_What to produce_
Your task is to output the data exactly as it stands.

_Stored data entries_

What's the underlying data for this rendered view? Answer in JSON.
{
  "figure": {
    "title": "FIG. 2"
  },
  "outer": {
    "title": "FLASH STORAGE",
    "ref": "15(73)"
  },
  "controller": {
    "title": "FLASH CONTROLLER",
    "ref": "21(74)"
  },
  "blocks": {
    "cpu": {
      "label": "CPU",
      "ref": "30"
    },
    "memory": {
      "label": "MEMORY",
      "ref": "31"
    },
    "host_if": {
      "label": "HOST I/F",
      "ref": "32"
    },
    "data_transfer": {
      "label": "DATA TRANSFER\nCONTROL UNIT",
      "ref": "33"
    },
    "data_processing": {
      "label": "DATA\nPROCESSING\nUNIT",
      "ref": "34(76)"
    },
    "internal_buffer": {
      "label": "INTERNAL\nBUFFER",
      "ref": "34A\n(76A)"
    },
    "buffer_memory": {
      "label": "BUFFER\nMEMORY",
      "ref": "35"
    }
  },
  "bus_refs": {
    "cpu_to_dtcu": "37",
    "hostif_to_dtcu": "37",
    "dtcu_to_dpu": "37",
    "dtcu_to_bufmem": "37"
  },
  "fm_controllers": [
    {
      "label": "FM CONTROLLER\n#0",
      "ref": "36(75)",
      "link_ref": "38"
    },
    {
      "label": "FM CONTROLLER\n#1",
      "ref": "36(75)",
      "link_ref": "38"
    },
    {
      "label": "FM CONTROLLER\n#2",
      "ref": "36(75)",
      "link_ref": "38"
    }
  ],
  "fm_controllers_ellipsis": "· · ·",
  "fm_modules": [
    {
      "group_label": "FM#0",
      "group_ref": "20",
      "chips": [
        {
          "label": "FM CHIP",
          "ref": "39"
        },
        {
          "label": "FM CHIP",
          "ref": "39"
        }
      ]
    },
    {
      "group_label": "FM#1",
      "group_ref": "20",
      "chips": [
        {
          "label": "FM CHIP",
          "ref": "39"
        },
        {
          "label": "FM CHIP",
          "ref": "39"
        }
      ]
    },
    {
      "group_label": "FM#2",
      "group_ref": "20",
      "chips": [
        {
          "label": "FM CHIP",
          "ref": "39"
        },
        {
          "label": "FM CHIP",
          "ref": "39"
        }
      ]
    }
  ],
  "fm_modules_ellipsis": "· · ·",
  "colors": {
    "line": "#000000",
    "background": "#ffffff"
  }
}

_Task solution_
What's the underlying data for this rendered view? Answer in JSON.
{
  "figure": {
    "title": "FIG. 2"
  },
  "outer": {
    "title": "FLASH STORAGE",
    "ref": "15(73)"
  },
  "controller": {
    "title": "FLASH CONTROLLER",
    "ref": "21(74)"
  },
  "blocks": {
    "cpu": {
      "label": "CPU",
      "ref": "30"
    },
    "memory": {
      "label": "MEMORY",
      "ref": "31"
    },
    "host_if": {
      "label": "HOST I/F",
      "ref": "32"
    },
    "data_transfer": {
      "label": "DATA TRANSFER\nCONTROL UNIT",
      "ref": "33"
    },
    "data_processing": {
      "label": "DATA\nPROCESSING\nUNIT",
      "ref": "34(76)"
    },
    "internal_buffer": {
      "label": "INTERNAL\nBUFFER",
      "ref": "34A\n(76A)"
    },
    "buffer_memory": {
      "label": "BUFFER\nMEMORY",
      "ref": "35"
    }
  },
  "bus_refs": {
    "cpu_to_dtcu": "37",
    "hostif_to_dtcu": "37",
    "dtcu_to_dpu": "37",
    "dtcu_to_bufmem": "37"
  },
  "fm_controllers": [
    {
      "label": "FM CONTROLLER\n#0",
      "ref": "36(75)",
      "link_ref": "38"
    },
    {
      "label": "FM CONTROLLER\n#1",
      "ref": "36(75)",
      "link_ref": "38"
    },
    {
      "label": "FM CONTROLLER\n#2",
      "ref": "36(75)",
      "link_ref": "38"
    }
  ],
  "fm_controllers_ellipsis": "· · ·",
  "fm_modules": [
    {
      "group_label": "FM#0",
      "group_ref": "20",
      "chips": [
        {
          "label": "FM CHIP",
          "ref": "39"
        },
        {
          "label": "FM CHIP",
          "ref": "39"
        }
      ]
    },
    {
      "group_label": "FM#1",
      "group_ref": "20",
      "chips": [
        {
          "label": "FM CHIP",
          "ref": "39"
        },
        {
          "label": "FM CHIP",
          "ref": "39"
        }
      ]
    },
    {
      "group_label": "FM#2",
      "group_ref": "20",
      "chips": [
        {
          "label": "FM CHIP",
          "ref": "39"
        },
        {
          "label": "FM CHIP",
          "ref": "39"
        }
      ]
    }
  ],
  "fm_modules_ellipsis": "· · ·",
  "colors": {
    "line": "#000000",
    "background": "#ffffff"
  }
}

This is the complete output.